Task description: Check each line of the material below for "stats", then copy the ones that contain it.

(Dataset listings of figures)

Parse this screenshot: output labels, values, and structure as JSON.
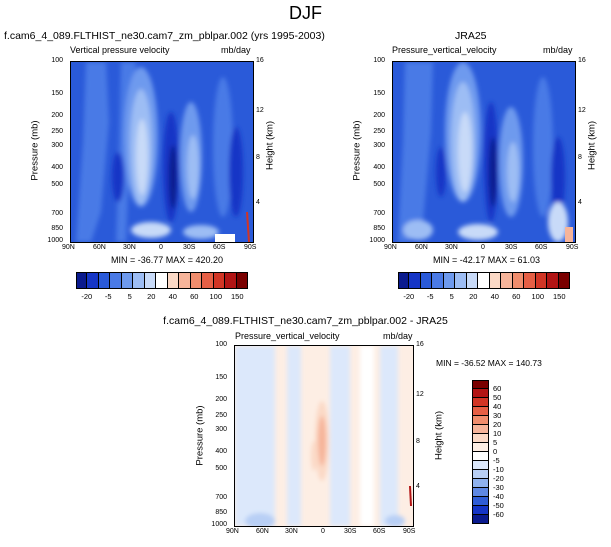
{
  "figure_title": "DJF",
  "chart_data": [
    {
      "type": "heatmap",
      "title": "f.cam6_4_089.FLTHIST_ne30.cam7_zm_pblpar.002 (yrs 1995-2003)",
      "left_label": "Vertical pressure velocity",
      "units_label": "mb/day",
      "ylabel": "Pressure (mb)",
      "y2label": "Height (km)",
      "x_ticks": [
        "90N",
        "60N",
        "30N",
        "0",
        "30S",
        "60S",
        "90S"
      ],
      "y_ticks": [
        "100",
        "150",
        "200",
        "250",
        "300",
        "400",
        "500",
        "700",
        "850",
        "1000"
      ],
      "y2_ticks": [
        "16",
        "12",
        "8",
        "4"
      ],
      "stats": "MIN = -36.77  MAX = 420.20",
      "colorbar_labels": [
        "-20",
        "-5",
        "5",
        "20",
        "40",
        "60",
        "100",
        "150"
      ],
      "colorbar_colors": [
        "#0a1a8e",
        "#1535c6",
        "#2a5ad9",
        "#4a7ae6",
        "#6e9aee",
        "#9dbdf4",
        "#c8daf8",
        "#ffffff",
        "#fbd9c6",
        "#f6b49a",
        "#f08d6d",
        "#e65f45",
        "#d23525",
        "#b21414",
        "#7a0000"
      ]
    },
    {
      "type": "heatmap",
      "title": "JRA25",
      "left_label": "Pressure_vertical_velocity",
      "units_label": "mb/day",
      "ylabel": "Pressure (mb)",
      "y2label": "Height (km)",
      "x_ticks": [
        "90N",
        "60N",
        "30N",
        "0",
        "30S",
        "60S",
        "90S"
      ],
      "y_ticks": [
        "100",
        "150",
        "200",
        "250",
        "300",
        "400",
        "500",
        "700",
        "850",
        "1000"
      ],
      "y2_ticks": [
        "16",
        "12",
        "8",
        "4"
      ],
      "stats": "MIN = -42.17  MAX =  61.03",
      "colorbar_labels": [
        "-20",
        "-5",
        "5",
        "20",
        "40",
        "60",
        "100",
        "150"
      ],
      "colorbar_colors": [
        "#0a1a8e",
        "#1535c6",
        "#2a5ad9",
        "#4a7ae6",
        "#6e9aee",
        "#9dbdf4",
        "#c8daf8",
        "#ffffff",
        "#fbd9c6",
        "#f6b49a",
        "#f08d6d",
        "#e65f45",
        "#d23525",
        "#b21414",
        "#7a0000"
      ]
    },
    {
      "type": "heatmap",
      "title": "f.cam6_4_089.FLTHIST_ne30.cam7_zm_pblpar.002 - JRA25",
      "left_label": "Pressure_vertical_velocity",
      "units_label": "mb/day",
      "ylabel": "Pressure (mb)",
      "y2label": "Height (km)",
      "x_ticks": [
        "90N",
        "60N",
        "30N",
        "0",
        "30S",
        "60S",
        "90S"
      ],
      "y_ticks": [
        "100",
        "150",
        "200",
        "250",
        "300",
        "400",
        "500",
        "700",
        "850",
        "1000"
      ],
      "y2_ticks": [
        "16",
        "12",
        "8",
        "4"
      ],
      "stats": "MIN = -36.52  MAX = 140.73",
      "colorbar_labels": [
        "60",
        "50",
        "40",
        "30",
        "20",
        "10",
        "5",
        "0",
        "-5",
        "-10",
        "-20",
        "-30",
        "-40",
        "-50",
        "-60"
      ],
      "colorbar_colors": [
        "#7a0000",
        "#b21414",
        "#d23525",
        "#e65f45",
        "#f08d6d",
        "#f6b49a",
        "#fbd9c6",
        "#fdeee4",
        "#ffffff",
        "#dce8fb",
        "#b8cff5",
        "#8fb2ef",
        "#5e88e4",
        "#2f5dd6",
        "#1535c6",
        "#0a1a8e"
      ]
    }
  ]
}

* * *

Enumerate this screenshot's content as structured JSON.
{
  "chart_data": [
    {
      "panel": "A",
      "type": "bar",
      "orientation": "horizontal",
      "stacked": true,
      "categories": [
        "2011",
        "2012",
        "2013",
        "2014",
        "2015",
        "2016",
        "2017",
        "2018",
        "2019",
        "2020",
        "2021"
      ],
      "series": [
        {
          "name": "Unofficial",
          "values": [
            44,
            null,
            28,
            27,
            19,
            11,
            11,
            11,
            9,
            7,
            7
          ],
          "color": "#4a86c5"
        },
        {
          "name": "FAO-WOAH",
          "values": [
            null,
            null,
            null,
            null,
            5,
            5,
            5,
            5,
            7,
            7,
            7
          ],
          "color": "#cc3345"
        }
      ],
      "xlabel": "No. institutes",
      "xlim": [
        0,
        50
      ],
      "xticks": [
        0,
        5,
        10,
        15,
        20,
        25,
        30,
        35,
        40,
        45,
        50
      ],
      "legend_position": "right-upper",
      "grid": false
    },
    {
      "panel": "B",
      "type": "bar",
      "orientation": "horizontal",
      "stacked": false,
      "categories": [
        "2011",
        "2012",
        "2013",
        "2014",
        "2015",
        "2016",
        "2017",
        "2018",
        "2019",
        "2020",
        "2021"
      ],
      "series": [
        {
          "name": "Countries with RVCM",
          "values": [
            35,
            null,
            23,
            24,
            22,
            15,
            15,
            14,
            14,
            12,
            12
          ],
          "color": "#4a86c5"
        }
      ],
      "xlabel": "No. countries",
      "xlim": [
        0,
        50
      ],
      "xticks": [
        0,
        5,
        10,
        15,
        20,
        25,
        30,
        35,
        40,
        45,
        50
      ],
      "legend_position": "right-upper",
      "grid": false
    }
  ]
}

Answer to the problem:
      "stats": "MIN = -36.77  MAX = 420.20",
      "stats": "MIN = -42.17  MAX =  61.03",
      "stats": "MIN = -36.52  MAX = 140.73",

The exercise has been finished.